═══ ОТРЫВОК ═══
В отношении искусства «репаративный поворот» — это своего рода продолжение ортопедической эстетики с той только разницей, что в XX веке публику воспринимали как оцепеневшую и скованную, ее необходимо было пробудить и освободить (отсюда и возникает эстетика шока), тогда как модель XXI века предполагает, что зритель поврежден, он нуждается в восстановлении, помощи и защите (отсюда возникает эстетика заботы). В статье «Год в шоке», опубликованном в Artforum вскоре после выборов 2016 года, женщина-критик и кураторка Хелен Моулсворт четко сформулировала этот сдвиг и предположила, что мы переживаем разгар нового авангарда и его отличительной чертой на этот раз является «непрерывная саморефлексия и уважение к другому», а не «противодействие шоку шоком»[33].

Несмотря на то, что я со скепсисом отношусь к четкому разграничению художественных движений или направлений авангарда, мне кажется важным отметить этот сдвиг, особенно потому что он, возможно, впервые в истории искусства вытесняет определенную агрессию или мачизм из самого понятия авангардизм (изначально военного термина) и в «преемственности и чуткости», как сформулировала Моулсворт, видит потенциальную «герменевтику радикальности». Нельзя утверждать, что коллективная забота — новая практика для некоторых радикальных традиций: художественное движение Черных[34], художественное движение Чикано, некоторые формы хеппенинга, возникшая позже реляционная эстетика — все эти направления экспериментировали с социальной работой или обеспечением ухода, предлагая еду, кров, настенные росписи, образование или альтернативные пространства для жизни, любви, объединения и творчества. Таким образом, сдвиг, который отмечает Моулсворт, больше связан с видоизмененным аффектом, чем с историческим разрывом, и отражает рост влияния терапевтических представлений о травме и исцелении, которые отличаются (при всей взаимосвязи явлений) от идей, опирающихся на конфронтацию или воинственность, которые господствовали ранее.
═══
● ЗАДАНИЯ:
A: Перепишите дословно строки записей: всё от самого начала записей вниз до строки с "- candle-body: [957, 310, 965, 335]", включая обе крайние строки.
B: Продолжите отрывок о сдвиге к эстетике заботы в искусстве, начав сразу после его последнего предложения.
═══ ПРЕДОСТАВЛЕННЫЕ ЗАПИСИ ═══
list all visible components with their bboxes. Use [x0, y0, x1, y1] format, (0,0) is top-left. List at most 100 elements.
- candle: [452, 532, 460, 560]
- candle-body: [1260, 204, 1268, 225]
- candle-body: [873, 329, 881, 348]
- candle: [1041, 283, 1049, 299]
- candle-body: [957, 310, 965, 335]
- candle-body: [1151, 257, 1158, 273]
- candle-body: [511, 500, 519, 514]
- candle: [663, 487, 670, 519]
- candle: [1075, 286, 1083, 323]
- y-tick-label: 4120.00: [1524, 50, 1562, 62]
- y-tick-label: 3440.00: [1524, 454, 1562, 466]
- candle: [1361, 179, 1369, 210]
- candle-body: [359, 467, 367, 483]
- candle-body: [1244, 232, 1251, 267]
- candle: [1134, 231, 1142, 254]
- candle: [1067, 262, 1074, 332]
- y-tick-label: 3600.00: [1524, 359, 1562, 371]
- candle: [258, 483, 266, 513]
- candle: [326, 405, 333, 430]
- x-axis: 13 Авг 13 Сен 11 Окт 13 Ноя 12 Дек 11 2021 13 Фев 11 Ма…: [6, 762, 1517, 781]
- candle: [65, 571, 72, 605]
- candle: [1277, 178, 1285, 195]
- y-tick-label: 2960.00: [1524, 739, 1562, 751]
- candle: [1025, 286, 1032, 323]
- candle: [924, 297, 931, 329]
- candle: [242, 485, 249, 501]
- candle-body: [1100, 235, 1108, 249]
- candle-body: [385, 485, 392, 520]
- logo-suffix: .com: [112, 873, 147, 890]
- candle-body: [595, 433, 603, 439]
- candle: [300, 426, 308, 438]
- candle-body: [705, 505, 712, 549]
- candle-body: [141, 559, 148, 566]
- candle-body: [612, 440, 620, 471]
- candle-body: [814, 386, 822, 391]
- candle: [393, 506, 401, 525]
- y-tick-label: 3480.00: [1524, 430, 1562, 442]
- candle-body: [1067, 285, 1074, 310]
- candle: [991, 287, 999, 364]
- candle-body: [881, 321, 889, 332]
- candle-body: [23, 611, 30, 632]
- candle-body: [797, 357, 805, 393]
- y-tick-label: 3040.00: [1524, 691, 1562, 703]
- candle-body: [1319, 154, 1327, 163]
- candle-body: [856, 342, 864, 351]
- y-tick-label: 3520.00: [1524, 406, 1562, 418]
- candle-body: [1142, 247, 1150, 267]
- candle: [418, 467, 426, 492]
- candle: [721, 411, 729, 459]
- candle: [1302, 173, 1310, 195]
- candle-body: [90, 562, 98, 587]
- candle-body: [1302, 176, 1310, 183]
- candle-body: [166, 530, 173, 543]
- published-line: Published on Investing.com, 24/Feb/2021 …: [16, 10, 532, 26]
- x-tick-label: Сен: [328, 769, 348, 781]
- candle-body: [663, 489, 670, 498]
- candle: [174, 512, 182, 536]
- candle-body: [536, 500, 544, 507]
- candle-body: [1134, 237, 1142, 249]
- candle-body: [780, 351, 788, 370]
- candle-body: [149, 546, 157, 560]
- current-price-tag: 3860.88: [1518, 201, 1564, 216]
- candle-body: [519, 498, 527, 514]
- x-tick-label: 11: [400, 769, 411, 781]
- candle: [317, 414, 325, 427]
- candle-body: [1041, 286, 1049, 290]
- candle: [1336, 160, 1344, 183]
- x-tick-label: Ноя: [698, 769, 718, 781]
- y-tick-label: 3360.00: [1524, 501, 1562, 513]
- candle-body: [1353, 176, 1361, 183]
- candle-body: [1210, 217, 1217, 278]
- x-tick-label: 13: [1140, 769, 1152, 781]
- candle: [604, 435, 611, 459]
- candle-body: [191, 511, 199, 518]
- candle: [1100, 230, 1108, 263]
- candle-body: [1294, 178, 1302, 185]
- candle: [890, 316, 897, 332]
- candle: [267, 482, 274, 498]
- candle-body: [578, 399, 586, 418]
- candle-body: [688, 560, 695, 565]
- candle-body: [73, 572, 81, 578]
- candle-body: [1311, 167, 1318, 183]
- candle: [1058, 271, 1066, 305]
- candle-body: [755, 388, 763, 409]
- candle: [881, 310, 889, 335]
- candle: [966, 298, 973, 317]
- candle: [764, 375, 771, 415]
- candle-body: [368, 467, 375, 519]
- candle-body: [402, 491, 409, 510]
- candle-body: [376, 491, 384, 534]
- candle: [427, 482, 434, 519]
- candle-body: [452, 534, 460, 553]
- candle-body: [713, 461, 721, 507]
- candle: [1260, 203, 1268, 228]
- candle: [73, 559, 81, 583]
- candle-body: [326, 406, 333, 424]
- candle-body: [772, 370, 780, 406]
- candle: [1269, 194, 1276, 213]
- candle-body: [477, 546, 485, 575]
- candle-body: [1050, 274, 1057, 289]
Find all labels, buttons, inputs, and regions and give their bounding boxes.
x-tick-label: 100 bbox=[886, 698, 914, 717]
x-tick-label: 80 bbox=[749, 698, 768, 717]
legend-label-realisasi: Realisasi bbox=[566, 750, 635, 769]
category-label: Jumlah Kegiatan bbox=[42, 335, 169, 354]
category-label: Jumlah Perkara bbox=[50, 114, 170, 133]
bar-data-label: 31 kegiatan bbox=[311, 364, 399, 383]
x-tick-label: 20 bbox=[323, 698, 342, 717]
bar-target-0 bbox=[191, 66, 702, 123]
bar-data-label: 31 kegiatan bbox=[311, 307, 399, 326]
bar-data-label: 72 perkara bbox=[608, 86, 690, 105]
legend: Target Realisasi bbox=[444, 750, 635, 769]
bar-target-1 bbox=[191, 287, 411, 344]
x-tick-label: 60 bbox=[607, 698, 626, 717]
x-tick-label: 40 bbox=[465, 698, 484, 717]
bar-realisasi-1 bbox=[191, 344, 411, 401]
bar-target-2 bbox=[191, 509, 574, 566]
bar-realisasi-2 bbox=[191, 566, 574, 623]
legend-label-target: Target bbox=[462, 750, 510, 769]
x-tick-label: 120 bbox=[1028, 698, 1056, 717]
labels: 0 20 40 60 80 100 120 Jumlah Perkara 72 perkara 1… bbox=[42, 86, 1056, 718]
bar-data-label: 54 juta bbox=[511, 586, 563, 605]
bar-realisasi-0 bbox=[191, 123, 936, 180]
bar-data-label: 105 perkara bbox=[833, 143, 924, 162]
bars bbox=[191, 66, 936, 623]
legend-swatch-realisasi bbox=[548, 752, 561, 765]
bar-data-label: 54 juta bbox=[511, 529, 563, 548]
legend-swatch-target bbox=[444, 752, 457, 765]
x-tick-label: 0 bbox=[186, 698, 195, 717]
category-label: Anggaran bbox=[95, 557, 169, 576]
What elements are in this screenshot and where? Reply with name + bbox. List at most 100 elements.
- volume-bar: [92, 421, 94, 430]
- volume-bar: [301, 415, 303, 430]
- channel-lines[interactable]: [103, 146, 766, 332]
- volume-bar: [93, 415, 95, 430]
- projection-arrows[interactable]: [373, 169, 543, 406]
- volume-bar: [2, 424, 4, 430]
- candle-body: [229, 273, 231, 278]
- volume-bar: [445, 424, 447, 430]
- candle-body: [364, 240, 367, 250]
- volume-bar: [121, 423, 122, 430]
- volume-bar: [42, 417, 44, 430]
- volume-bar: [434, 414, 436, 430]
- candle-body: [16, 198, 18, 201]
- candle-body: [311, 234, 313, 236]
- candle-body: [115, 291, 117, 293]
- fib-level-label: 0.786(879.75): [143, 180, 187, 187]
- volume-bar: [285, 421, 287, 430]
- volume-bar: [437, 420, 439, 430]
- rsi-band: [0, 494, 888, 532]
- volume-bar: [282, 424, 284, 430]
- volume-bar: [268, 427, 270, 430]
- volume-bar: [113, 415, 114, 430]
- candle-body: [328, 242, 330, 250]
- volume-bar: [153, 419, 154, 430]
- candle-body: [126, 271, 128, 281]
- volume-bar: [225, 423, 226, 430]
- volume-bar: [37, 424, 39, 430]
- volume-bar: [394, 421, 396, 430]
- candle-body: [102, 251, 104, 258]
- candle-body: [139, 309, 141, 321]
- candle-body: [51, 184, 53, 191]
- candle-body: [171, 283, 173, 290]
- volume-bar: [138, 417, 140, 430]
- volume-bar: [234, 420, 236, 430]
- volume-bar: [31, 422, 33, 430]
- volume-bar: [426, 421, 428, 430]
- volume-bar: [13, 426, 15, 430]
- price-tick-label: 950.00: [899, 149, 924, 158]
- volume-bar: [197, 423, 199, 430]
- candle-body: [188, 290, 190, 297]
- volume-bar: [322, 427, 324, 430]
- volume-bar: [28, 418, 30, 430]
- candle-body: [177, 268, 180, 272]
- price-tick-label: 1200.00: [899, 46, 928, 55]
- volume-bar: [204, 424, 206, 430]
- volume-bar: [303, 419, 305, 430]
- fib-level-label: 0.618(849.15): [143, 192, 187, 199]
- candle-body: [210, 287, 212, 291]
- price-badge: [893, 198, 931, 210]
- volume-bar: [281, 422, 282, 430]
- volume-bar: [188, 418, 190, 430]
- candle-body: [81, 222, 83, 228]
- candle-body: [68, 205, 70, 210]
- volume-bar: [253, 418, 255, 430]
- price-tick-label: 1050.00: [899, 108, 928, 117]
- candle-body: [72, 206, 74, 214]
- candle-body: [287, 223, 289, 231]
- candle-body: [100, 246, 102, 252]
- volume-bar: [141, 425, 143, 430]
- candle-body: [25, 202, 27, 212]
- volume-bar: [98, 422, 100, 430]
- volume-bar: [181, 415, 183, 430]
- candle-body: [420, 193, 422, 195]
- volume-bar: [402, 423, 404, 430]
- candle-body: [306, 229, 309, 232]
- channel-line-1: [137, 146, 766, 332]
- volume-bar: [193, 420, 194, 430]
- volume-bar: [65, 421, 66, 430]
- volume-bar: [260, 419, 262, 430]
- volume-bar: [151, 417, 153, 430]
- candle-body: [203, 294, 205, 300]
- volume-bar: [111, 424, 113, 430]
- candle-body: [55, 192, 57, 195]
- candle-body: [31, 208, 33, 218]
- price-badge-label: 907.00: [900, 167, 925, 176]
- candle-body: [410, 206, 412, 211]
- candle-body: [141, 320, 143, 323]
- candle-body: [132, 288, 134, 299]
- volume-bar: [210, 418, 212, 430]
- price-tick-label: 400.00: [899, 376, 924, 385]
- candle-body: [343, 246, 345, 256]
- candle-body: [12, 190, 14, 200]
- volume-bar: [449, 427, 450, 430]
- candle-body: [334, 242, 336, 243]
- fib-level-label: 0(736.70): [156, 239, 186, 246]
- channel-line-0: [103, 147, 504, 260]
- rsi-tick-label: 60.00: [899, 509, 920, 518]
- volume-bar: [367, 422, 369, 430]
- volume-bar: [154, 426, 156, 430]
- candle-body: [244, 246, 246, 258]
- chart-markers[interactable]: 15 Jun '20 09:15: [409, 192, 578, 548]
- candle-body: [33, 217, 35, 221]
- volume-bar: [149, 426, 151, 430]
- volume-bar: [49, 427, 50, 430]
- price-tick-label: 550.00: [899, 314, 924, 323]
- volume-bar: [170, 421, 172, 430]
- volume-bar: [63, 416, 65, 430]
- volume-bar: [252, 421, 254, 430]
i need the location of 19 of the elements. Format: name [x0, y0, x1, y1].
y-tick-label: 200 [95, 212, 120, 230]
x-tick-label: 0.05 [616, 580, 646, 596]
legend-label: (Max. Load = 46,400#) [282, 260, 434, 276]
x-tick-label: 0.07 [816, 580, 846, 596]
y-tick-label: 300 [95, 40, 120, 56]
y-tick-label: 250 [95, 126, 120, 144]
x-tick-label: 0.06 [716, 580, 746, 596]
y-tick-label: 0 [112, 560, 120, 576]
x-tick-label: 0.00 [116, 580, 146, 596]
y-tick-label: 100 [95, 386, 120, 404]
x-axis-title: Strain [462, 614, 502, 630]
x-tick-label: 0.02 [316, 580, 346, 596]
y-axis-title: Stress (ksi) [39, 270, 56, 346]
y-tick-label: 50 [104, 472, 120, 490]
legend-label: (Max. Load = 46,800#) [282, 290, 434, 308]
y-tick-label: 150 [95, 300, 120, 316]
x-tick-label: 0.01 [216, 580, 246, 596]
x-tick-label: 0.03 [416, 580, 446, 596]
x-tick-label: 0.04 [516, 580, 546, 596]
═══
● ОТВЕТЫ:
A:
list all visible components with their bboxes. Use [x0, y0, x1, y1] format, (0,0) is top-left. List at most 100 elements.
- candle: [452, 532, 460, 560]
- candle-body: [1260, 204, 1268, 225]
- candle-body: [873, 329, 881, 348]
- candle: [1041, 283, 1049, 299]
- candle-body: [957, 310, 965, 335]

B:
Эти выводы интересуют меня так же, как и связанные с ними виды искусства. Что меня беспокоит, так это предполагаемая обратная сторона — а именно стремление разделить виды искусства (и художников) на одних, кому присуща «забота», и других, кому её не хватает, причем последних воспринимают как способных ранить, травмировать или каким-то образом причинить вред — вред, в котором винят свободу художника (или куратора, или издателя). Похожие мнения выражены в недавней рецензии (Джейми Чана и Лии Пирес) на работы немецкого художника Кая Альтхоффа: «В каталоге недавней ретроспективы Альтхоффа, в середине его карьеры прошедшей в Музее современного искусства, а также в интервью журналу Mousse художник заявил, что ему „всё равно, что другие считают его работы жестокими“, что он не обязан „обращаться с миром так, будто ходит по краю пропасти“, что быть художником — значит „быть удостоенным возможности делать всё, что [ему] приходит на ум“. Похоже, в признании вреда Альтхофф видит покушение на свое право делать всё, что ему заблагорассудится». Здесь мы видим сжатую версию ряда допущений, которые накопились за последние годы: изображение насилия в искусстве или определенные виды насилия в искусстве вредят другим; существует некоторый этический императив, в соответствии с которым художники должны распознавать этот вред, даже если не согласны с подобной предпосылкой; не «заботиться», не реагировать или не соглашаться с критикой, в том числе не делать или не говорить того, что рецензенты хотели бы от тебя услышать — этическая небрежность; стремление к свободе и возможности заниматься тем искусством, к которому вы склонны, перекликается с обобщенным намерением «делать как заблагорассудится», почти как застрелить кого-то на Пятой авеню, как мы теперь говорим. Я с недоверием отношусь к такой риторике, точно так же, как в «Искусстве жестокости» я не доверяю риторике восстановительного насилия и попытке «изнасиловать зрителя до его независимости» (выражение режиссера Михаэля Ханеке).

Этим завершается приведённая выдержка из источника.